------ INFORMATION GIVEN

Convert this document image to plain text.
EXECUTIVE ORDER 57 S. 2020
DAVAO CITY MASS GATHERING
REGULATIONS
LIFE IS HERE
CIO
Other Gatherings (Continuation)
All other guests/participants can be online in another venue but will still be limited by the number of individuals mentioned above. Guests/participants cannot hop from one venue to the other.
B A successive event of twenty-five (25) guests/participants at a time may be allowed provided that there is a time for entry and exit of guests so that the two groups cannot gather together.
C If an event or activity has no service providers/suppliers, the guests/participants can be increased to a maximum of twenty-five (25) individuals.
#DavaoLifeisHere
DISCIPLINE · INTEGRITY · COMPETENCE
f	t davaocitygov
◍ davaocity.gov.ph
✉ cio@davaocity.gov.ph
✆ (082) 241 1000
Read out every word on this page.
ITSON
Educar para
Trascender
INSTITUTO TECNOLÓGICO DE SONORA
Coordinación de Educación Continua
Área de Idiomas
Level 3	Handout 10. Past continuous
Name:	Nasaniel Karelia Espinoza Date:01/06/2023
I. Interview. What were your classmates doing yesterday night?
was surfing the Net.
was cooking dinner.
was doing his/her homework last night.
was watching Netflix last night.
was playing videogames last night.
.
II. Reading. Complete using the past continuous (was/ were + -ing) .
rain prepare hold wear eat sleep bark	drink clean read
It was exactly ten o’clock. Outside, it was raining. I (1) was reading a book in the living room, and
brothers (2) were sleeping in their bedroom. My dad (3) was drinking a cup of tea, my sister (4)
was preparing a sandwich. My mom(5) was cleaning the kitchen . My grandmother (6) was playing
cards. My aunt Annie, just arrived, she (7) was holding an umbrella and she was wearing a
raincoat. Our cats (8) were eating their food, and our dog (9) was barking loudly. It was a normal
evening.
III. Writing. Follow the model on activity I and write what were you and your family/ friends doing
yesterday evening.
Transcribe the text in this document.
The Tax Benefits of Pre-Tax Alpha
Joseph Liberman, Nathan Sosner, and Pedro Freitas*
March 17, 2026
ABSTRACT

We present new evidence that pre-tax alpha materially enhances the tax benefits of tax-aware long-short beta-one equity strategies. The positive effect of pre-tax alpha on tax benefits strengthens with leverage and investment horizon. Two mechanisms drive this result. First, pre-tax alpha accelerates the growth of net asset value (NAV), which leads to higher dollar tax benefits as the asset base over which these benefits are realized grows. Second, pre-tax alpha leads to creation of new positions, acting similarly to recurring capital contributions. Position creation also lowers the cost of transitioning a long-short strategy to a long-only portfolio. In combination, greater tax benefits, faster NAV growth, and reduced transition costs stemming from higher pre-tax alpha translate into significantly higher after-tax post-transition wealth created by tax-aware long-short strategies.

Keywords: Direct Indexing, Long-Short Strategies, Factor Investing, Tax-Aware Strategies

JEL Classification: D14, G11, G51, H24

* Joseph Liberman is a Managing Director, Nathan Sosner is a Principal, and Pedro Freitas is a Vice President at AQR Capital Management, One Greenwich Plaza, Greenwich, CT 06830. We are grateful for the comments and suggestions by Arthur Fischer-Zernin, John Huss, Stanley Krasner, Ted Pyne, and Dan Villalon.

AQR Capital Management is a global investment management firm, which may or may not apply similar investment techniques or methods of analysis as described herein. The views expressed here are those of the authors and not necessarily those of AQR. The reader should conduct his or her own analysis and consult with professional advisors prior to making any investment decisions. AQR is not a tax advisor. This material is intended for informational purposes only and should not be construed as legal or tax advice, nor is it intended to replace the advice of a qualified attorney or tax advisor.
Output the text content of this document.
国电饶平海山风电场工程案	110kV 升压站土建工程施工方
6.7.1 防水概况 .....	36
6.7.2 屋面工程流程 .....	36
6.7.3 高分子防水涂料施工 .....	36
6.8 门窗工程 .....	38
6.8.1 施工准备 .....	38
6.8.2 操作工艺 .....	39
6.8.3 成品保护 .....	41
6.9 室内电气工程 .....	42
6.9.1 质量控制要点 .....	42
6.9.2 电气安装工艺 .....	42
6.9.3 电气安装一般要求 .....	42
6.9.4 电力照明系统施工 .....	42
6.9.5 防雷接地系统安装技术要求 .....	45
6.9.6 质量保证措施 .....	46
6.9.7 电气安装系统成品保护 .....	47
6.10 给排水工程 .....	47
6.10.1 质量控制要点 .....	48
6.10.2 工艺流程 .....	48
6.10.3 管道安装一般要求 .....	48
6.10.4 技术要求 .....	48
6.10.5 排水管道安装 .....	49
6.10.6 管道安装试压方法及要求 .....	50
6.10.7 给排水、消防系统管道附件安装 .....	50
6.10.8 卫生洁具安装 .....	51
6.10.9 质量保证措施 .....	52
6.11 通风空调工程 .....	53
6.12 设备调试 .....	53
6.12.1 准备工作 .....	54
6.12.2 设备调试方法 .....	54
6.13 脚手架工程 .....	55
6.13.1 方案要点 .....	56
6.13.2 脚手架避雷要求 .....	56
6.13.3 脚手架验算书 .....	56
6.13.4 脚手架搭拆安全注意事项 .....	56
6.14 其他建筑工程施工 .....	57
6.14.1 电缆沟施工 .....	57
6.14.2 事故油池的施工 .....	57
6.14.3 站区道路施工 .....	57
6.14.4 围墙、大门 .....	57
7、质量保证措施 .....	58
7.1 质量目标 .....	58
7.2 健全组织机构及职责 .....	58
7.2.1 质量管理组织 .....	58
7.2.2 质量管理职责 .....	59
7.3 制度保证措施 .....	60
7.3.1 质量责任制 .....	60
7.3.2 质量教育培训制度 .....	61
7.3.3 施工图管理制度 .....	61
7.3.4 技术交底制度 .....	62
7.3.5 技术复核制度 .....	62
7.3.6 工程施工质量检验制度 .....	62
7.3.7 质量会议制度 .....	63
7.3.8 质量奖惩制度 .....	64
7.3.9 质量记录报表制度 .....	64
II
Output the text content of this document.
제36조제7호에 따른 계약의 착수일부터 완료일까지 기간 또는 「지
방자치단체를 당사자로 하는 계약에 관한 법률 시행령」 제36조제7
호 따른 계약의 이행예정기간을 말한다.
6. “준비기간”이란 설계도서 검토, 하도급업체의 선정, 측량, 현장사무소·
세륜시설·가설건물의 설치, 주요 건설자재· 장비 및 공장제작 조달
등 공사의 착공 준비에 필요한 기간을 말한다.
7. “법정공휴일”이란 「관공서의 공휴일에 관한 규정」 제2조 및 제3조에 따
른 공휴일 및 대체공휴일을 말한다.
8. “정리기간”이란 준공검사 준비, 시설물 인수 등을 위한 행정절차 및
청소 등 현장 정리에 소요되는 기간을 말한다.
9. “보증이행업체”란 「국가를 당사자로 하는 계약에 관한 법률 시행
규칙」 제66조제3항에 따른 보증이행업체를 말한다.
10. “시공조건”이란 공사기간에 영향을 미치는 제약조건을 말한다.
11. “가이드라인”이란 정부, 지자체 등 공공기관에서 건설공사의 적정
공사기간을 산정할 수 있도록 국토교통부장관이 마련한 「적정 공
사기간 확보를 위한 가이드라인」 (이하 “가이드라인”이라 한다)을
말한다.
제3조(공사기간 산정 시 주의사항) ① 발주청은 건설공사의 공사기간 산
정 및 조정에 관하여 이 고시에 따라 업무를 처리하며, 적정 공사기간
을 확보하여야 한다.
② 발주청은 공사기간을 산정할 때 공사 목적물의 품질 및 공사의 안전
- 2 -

------------

• _WHAT IS NEEDED_
Track down every line holding the string "Sosner" and copy it.

• _EXERCISE RESPONSE_
Joseph Liberman, Nathan Sosner, and Pedro Freitas*
* Joseph Liberman is a Managing Director, Nathan Sosner is a Principal, and Pedro Freitas is a Vice President at AQR Capital Management, One Greenwich Plaza, Greenwich, CT 06830. We are grateful for the comments and suggestions by Arthur Fischer-Zernin, John Huss, Stanley Krasner, Ted Pyne, and Dan Villalon.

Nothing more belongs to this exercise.